» **Problem to work on**: Locate each line in the records containing "חניון". Copy it.

» **Records from a dataset**:
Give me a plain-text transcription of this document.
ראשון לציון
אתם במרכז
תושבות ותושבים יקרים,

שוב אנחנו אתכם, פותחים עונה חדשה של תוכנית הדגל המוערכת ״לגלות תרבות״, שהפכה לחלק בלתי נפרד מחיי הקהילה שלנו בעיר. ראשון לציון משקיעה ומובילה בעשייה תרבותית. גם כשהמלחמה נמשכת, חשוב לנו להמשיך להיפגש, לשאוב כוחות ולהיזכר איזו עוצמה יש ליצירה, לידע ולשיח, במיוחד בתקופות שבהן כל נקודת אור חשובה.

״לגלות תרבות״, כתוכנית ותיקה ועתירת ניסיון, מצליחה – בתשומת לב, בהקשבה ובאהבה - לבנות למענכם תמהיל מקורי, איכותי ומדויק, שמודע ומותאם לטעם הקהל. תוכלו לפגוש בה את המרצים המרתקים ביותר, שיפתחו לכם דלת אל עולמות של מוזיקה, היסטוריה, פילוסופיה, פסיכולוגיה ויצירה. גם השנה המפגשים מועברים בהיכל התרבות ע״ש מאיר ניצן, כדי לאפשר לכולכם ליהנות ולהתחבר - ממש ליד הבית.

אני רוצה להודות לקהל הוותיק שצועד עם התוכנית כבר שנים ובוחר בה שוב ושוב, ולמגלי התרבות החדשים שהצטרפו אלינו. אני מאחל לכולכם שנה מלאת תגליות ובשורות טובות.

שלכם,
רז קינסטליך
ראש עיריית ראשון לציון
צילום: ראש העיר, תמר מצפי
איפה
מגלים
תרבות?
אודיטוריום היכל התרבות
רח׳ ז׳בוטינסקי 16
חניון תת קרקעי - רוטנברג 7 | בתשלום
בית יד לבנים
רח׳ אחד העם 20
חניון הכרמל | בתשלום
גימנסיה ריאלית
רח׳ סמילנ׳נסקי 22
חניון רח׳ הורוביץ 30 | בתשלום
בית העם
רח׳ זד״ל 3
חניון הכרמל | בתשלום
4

---

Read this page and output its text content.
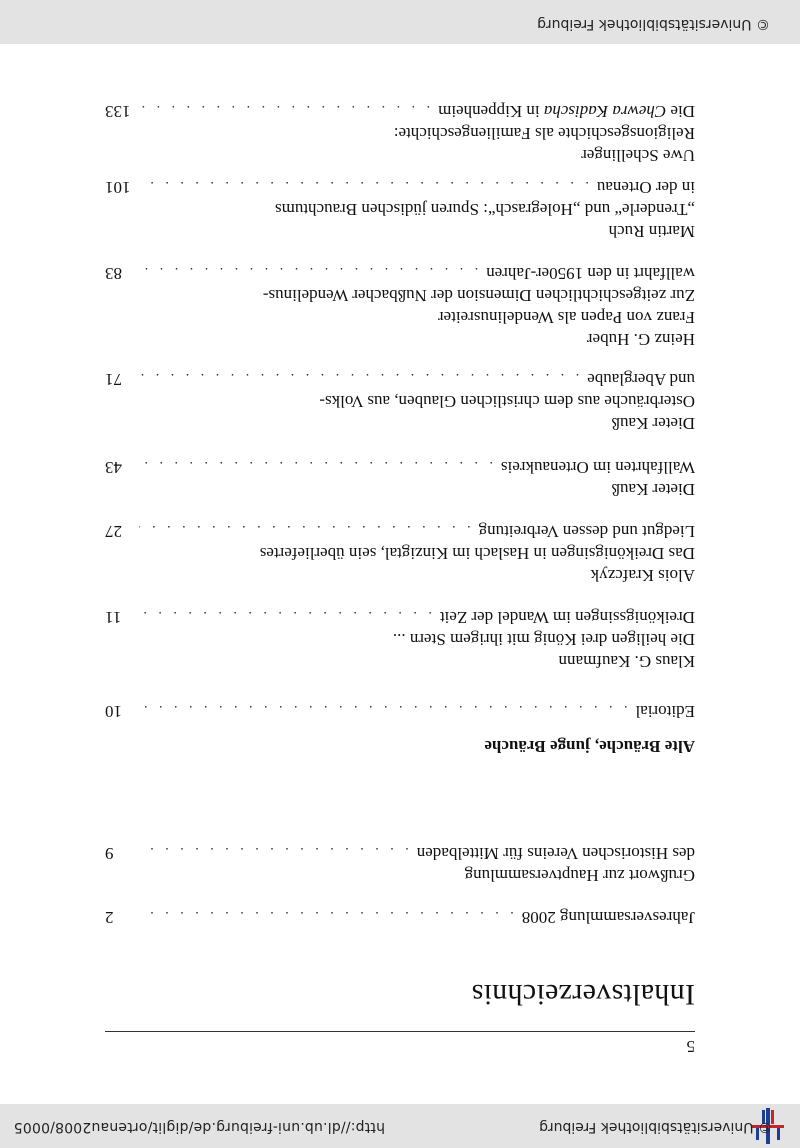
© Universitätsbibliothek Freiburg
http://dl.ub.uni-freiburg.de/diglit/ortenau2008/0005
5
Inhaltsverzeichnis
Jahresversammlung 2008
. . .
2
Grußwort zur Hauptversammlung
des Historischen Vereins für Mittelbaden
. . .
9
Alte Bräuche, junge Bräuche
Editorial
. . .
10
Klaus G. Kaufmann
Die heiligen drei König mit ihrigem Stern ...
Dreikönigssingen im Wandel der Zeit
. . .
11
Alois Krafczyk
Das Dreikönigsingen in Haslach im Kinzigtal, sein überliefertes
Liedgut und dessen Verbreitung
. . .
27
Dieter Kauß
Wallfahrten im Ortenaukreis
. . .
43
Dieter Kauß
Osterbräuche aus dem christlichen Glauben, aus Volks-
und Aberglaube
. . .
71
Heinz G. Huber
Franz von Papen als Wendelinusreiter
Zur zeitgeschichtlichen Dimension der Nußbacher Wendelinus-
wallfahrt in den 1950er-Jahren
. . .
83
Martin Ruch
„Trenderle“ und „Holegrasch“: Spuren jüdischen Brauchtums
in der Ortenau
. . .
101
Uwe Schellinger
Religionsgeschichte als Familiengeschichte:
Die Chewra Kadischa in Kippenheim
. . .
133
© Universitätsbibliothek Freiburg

» **Reply**:
חניון תת קרקעי - רוטנברג 7 | בתשלום
חניון הכרמל | בתשלום
חניון רח׳ הורוביץ 30 | בתשלום
חניון הכרמל | בתשלום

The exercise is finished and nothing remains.